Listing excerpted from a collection
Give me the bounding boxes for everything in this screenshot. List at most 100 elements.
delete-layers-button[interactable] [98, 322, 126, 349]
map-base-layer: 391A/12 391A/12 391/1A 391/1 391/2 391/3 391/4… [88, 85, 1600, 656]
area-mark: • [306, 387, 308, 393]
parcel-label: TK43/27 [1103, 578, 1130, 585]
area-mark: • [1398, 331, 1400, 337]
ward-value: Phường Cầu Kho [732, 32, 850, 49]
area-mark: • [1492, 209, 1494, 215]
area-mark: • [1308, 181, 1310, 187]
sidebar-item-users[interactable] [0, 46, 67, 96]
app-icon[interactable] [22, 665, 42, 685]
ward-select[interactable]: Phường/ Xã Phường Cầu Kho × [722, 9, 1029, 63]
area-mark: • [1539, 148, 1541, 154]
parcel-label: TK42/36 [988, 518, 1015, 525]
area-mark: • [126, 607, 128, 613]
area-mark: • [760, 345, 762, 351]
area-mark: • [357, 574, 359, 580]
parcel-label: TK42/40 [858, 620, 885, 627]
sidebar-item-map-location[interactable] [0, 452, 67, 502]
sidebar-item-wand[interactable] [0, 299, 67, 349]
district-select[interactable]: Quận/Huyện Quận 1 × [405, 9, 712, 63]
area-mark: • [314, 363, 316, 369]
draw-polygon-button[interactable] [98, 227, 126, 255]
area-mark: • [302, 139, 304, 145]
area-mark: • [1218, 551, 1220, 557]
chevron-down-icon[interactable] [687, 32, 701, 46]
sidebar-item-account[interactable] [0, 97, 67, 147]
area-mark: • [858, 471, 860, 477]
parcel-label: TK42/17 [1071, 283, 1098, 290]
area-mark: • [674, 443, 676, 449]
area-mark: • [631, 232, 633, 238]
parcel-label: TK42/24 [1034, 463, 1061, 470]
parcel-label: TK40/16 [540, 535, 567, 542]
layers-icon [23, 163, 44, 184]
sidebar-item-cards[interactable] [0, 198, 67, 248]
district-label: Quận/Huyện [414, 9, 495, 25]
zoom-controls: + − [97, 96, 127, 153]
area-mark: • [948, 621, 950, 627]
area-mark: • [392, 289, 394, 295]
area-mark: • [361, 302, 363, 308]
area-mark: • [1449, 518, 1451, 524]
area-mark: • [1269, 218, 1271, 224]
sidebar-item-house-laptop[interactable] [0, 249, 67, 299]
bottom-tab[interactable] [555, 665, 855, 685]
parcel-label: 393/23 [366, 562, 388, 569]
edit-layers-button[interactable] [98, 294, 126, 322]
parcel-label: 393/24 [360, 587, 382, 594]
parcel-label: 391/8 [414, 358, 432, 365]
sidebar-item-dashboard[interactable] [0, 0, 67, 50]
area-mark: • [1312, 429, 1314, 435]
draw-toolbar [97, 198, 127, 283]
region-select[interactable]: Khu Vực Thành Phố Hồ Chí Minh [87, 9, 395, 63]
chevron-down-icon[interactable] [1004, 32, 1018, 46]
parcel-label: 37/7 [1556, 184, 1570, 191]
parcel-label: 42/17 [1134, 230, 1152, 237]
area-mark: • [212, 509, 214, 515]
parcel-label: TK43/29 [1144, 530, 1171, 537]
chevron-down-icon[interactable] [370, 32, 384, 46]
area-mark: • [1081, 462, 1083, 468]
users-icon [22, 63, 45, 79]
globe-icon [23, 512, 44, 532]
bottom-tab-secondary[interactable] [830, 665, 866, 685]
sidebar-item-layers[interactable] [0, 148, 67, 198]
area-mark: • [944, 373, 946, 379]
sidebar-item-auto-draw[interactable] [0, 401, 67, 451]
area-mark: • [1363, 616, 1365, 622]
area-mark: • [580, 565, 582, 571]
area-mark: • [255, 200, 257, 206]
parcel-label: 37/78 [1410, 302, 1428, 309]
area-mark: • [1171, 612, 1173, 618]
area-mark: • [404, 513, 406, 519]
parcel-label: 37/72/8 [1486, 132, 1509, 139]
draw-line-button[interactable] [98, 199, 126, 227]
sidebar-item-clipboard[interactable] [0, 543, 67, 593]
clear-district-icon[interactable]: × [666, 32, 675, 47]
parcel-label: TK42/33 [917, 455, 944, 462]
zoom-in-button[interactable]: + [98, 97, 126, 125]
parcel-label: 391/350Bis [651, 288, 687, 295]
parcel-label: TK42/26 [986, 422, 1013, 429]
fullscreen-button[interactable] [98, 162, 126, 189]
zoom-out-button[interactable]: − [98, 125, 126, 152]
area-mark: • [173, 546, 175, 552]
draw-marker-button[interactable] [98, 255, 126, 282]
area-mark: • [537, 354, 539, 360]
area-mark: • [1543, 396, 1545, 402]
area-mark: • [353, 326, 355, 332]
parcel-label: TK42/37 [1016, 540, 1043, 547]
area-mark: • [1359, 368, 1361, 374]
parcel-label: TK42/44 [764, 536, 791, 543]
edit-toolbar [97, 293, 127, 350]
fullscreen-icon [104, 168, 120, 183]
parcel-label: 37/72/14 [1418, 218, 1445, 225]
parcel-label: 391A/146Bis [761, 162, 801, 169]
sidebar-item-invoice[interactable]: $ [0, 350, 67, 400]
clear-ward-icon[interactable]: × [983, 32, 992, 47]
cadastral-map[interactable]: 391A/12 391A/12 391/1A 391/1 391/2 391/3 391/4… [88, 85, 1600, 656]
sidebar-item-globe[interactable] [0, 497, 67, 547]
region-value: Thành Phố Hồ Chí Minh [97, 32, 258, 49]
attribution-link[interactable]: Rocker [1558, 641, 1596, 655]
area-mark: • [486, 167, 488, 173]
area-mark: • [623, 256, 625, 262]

#### [Set exercise]
Transcribe the part of the listing that opens with its first line and closes with the line containing "parcel-label: 393/24 [360, 587, 382, 594]", including both of those lines.

#### [Reply]
Give me the bounding boxes for everything in this screenshot. List at most 100 elements.
delete-layers-button[interactable] [98, 322, 126, 349]
map-base-layer: 391A/12 391A/12 391/1A 391/1 391/2 391/3 391/4… [88, 85, 1600, 656]
area-mark: • [306, 387, 308, 393]
parcel-label: TK43/27 [1103, 578, 1130, 585]
area-mark: • [1398, 331, 1400, 337]
ward-value: Phường Cầu Kho [732, 32, 850, 49]
area-mark: • [1492, 209, 1494, 215]
area-mark: • [1308, 181, 1310, 187]
sidebar-item-users[interactable] [0, 46, 67, 96]
app-icon[interactable] [22, 665, 42, 685]
ward-select[interactable]: Phường/ Xã Phường Cầu Kho × [722, 9, 1029, 63]
area-mark: • [1539, 148, 1541, 154]
parcel-label: TK42/36 [988, 518, 1015, 525]
area-mark: • [126, 607, 128, 613]
area-mark: • [760, 345, 762, 351]
area-mark: • [357, 574, 359, 580]
parcel-label: TK42/40 [858, 620, 885, 627]
sidebar-item-map-location[interactable] [0, 452, 67, 502]
sidebar-item-wand[interactable] [0, 299, 67, 349]
district-select[interactable]: Quận/Huyện Quận 1 × [405, 9, 712, 63]
area-mark: • [314, 363, 316, 369]
draw-polygon-button[interactable] [98, 227, 126, 255]
area-mark: • [302, 139, 304, 145]
area-mark: • [1218, 551, 1220, 557]
chevron-down-icon[interactable] [687, 32, 701, 46]
sidebar-item-account[interactable] [0, 97, 67, 147]
area-mark: • [858, 471, 860, 477]
parcel-label: TK42/17 [1071, 283, 1098, 290]
area-mark: • [674, 443, 676, 449]
area-mark: • [631, 232, 633, 238]
parcel-label: TK42/24 [1034, 463, 1061, 470]
parcel-label: TK40/16 [540, 535, 567, 542]
layers-icon [23, 163, 44, 184]
sidebar-item-cards[interactable] [0, 198, 67, 248]
district-label: Quận/Huyện [414, 9, 495, 25]
zoom-controls: + − [97, 96, 127, 153]
area-mark: • [948, 621, 950, 627]
area-mark: • [392, 289, 394, 295]
area-mark: • [361, 302, 363, 308]
area-mark: • [1449, 518, 1451, 524]
area-mark: • [1269, 218, 1271, 224]
sidebar-item-house-laptop[interactable] [0, 249, 67, 299]
bottom-tab[interactable] [555, 665, 855, 685]
parcel-label: 393/23 [366, 562, 388, 569]
edit-layers-button[interactable] [98, 294, 126, 322]
parcel-label: 393/24 [360, 587, 382, 594]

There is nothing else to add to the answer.